Using the material below, copy every line where "still" appears.

━━━━━ EXERCISE INPUTS

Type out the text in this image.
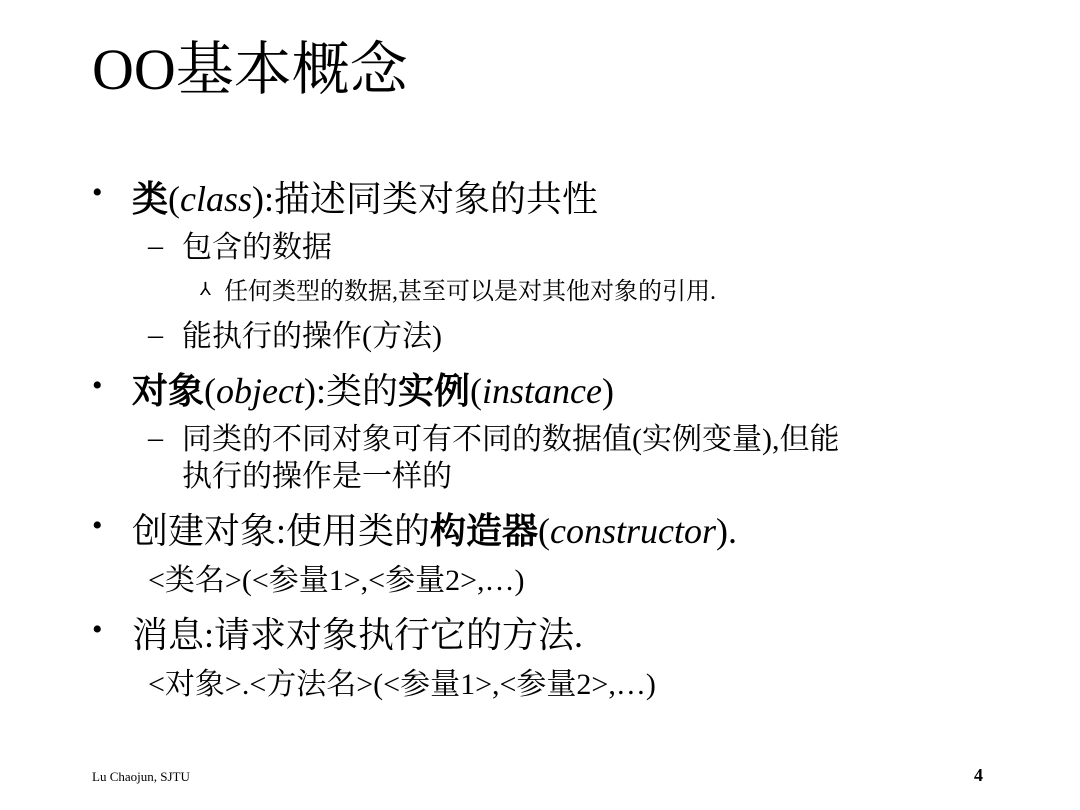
OO基本概念
• 类(class):描述同类对象的共性
– 包含的数据
⅄ 任何类型的数据,甚至可以是对其他对象的引用.
– 能执行的操作(方法)
• 对象(object):类的实例(instance)
– 同类的不同对象可有不同的数据值(实例变量),但能
执行的操作是一样的
• 创建对象:使用类的构造器(constructor).
<类名>(<参量1>,<参量2>,…)
• 消息:请求对象执行它的方法.
<对象>.<方法名>(<参量1>,<参量2>,…)
Lu Chaojun, SJTU	4
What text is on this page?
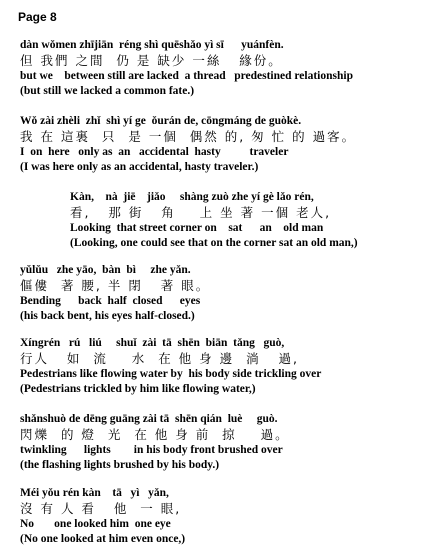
Page 8
dàn wǒmen zhījiān  réng shì quēshǎo yì sī      yuánfèn.
但 我們 之間  仍 是 缺少 一絲   緣份。
but we    between still are lacked  a thread   predestined relationship
(but still we lacked a common fate.)
Wǒ zài zhèli  zhǐ  shì yí ge  ǒurán de, cōngmáng de guòkè.
我 在 這裏  只  是 一個  偶然 的, 匆 忙 的 過客。
I  on  here   only as  an   accidental  hasty          traveler
(I was here only as an accidental, hasty traveler.)
Kàn,    nà  jiē    jiǎo     shàng zuò zhe yí gè lǎo rén,
看,   那 街   角    上 坐 著 一個 老人,
Looking  that street corner on    sat      an    old man
(Looking, one could see that on the corner sat an old man,)
yǔlǔu   zhe yāo,  bàn  bì     zhe yǎn.
傴僂  著 腰, 半 閉   著 眼。
Bending      back  half  closed      eyes
(his back bent, his eyes half-closed.)
Xíngrén   rú   liú     shuǐ  zài  tā  shēn  biān  tǎng   guò,
行人   如  流    水  在 他 身 邊  淌   過,
Pedestrians like flowing water by  his body side trickling over
(Pedestrians trickled by him like flowing water,)
shǎnshuò de dēng guāng zài tā  shēn qián  luè     guò.
閃爍  的 燈  光  在 他 身 前  掠    過。
twinkling      lights        in his body front brushed over
(the flashing lights brushed by his body.)
Méi yǒu rén kàn    tā   yì   yǎn,
沒 有 人 看   他  一 眼,
No       one looked him  one eye
(No one looked at him even once,)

━━━━━━━━━━

SOLUTION TO THE EXERCISE:
but we    between still are lacked  a thread   predestined relationship
(but still we lacked a common fate.)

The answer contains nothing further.